Report how many lines hold the string "الأرض". Give the number and nothing else.

+++++

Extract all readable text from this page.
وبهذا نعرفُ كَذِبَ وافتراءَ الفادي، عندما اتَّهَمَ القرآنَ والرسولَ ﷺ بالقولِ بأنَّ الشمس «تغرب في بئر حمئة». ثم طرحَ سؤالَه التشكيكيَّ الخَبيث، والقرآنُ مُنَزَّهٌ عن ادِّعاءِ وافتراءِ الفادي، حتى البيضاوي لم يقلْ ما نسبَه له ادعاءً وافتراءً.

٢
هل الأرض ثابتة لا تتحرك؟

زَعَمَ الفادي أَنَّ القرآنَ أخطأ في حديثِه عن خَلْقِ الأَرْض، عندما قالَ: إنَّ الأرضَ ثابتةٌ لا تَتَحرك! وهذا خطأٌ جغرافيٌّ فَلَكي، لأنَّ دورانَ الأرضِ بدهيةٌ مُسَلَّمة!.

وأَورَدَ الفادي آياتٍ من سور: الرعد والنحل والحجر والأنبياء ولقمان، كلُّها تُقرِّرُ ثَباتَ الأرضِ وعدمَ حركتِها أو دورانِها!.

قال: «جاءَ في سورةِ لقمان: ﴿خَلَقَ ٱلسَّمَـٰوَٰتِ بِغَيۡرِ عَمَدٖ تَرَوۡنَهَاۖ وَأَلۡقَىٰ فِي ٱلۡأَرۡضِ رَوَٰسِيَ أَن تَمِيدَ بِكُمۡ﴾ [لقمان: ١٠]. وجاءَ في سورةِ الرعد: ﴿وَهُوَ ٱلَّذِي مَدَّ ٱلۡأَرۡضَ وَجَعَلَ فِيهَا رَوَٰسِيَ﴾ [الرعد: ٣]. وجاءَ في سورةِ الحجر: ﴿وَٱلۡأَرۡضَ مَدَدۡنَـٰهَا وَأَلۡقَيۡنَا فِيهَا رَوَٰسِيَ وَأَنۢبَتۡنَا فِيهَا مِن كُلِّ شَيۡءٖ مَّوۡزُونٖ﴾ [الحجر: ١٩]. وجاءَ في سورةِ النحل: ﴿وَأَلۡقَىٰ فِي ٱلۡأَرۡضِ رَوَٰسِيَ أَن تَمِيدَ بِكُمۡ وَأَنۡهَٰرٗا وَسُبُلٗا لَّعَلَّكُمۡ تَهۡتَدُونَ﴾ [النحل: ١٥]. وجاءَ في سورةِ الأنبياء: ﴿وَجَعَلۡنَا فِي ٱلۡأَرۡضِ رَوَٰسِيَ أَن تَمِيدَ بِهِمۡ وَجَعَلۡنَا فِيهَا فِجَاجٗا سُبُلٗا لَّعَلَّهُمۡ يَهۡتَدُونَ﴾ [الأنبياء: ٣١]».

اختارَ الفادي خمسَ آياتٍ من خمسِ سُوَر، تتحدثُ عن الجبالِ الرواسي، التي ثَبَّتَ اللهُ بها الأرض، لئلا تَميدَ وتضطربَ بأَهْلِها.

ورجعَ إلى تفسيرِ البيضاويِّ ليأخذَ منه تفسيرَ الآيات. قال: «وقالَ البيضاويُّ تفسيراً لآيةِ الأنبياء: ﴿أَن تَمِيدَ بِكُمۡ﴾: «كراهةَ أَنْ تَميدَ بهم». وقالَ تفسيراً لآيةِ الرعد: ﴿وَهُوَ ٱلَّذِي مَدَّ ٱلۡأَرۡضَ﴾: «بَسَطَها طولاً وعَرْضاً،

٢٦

+++++

** Expected answer **
4